OBJECTIVE –
Output every entry exactly as written, skipping any pictures.

(begin)

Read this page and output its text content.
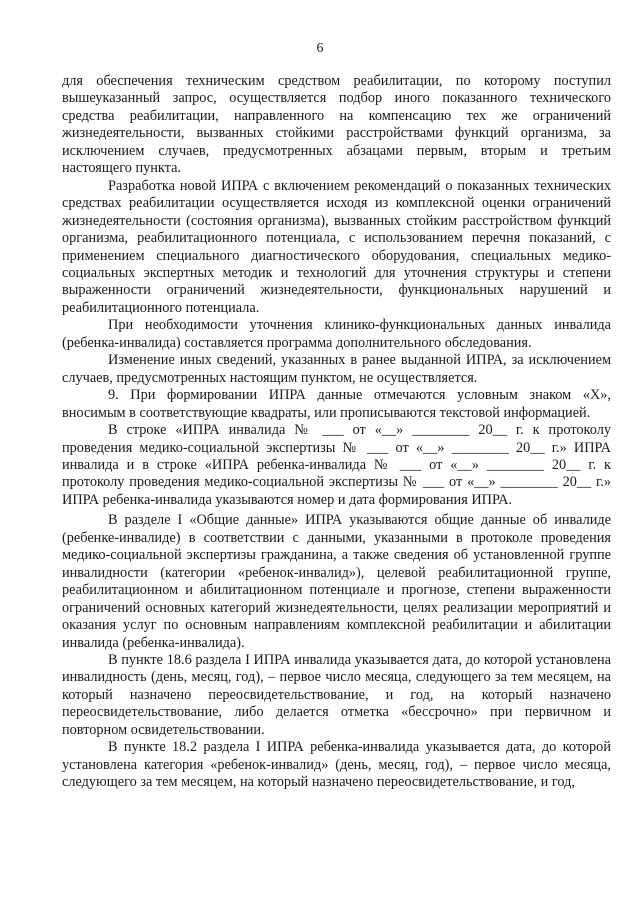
6

для обеспечения техническим средством реабилитации, по которому поступил вышеуказанный запрос, осуществляется подбор иного показанного технического средства реабилитации, направленного на компенсацию тех же ограничений жизнедеятельности, вызванных стойкими расстройствами функций организма, за исключением случаев, предусмотренных абзацами первым, вторым и третьим настоящего пункта.

Разработка новой ИПРА с включением рекомендаций о показанных технических средствах реабилитации осуществляется исходя из комплексной оценки ограничений жизнедеятельности (состояния организма), вызванных стойким расстройством функций организма, реабилитационного потенциала, с использованием перечня показаний, с применением специального диагностического оборудования, специальных медико-социальных экспертных методик и технологий для уточнения структуры и степени выраженности ограничений жизнедеятельности, функциональных нарушений и реабилитационного потенциала.

При необходимости уточнения клинико-функциональных данных инвалида (ребенка-инвалида) составляется программа дополнительного обследования.

Изменение иных сведений, указанных в ранее выданной ИПРА, за исключением случаев, предусмотренных настоящим пунктом, не осуществляется.

9. При формировании ИПРА данные отмечаются условным знаком «Х», вносимым в соответствующие квадраты, или прописываются текстовой информацией.

В строке «ИПРА инвалида № ___ от «__» ________ 20__ г. к протоколу проведения медико-социальной экспертизы № ___ от «__» ________ 20__ г.» ИПРА инвалида и в строке «ИПРА ребенка-инвалида № ___ от «__» ________ 20__ г. к протоколу проведения медико-социальной экспертизы № ___ от «__» ________ 20__ г.» ИПРА ребенка-инвалида указываются номер и дата формирования ИПРА.

В разделе I «Общие данные» ИПРА указываются общие данные об инвалиде (ребенке-инвалиде) в соответствии с данными, указанными в протоколе проведения медико-социальной экспертизы гражданина, а также сведения об установленной группе инвалидности (категории «ребенок-инвалид»), целевой реабилитационной группе, реабилитационном и абилитационном потенциале и прогнозе, степени выраженности ограничений основных категорий жизнедеятельности, целях реализации мероприятий и оказания услуг по основным направлениям комплексной реабилитации и абилитации инвалида (ребенка-инвалида).

В пункте 18.6 раздела I ИПРА инвалида указывается дата, до которой установлена инвалидность (день, месяц, год), – первое число месяца, следующего за тем месяцем, на который назначено переосвидетельствование, и год, на который назначено переосвидетельствование, либо делается отметка «бессрочно» при первичном и повторном освидетельствовании.

В пункте 18.2 раздела I ИПРА ребенка-инвалида указывается дата, до которой установлена категория «ребенок-инвалид» (день, месяц, год), – первое число месяца, следующего за тем месяцем, на который назначено переосвидетельствование, и год,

(end)

SOLUTION TO THIS PROBLEM –
Read this page and output its text content.
6

для обеспечения техническим средством реабилитации, по которому поступил вышеуказанный запрос, осуществляется подбор иного показанного технического средства реабилитации, направленного на компенсацию тех же ограничений жизнедеятельности, вызванных стойкими расстройствами функций организма, за исключением случаев, предусмотренных абзацами первым, вторым и третьим настоящего пункта.

Разработка новой ИПРА с включением рекомендаций о показанных технических средствах реабилитации осуществляется исходя из комплексной оценки ограничений жизнедеятельности (состояния организма), вызванных стойким расстройством функций организма, реабилитационного потенциала, с использованием перечня показаний, с применением специального диагностического оборудования, специальных медико-социальных экспертных методик и технологий для уточнения структуры и степени выраженности ограничений жизнедеятельности, функциональных нарушений и реабилитационного потенциала.

При необходимости уточнения клинико-функциональных данных инвалида (ребенка-инвалида) составляется программа дополнительного обследования.

Изменение иных сведений, указанных в ранее выданной ИПРА, за исключением случаев, предусмотренных настоящим пунктом, не осуществляется.

9. При формировании ИПРА данные отмечаются условным знаком «Х», вносимым в соответствующие квадраты, или прописываются текстовой информацией.

В строке «ИПРА инвалида № ___ от «__» ________ 20__ г. к протоколу проведения медико-социальной экспертизы № ___ от «__» ________ 20__ г.» ИПРА инвалида и в строке «ИПРА ребенка-инвалида № ___ от «__» ________ 20__ г. к протоколу проведения медико-социальной экспертизы № ___ от «__» ________ 20__ г.» ИПРА ребенка-инвалида указываются номер и дата формирования ИПРА.

В разделе I «Общие данные» ИПРА указываются общие данные об инвалиде (ребенке-инвалиде) в соответствии с данными, указанными в протоколе проведения медико-социальной экспертизы гражданина, а также сведения об установленной группе инвалидности (категории «ребенок-инвалид»), целевой реабилитационной группе, реабилитационном и абилитационном потенциале и прогнозе, степени выраженности ограничений основных категорий жизнедеятельности, целях реализации мероприятий и оказания услуг по основным направлениям комплексной реабилитации и абилитации инвалида (ребенка-инвалида).

В пункте 18.6 раздела I ИПРА инвалида указывается дата, до которой установлена инвалидность (день, месяц, год), – первое число месяца, следующего за тем месяцем, на который назначено переосвидетельствование, и год, на который назначено переосвидетельствование, либо делается отметка «бессрочно» при первичном и повторном освидетельствовании.

В пункте 18.2 раздела I ИПРА ребенка-инвалида указывается дата, до которой установлена категория «ребенок-инвалид» (день, месяц, год), – первое число месяца, следующего за тем месяцем, на который назначено переосвидетельствование, и год,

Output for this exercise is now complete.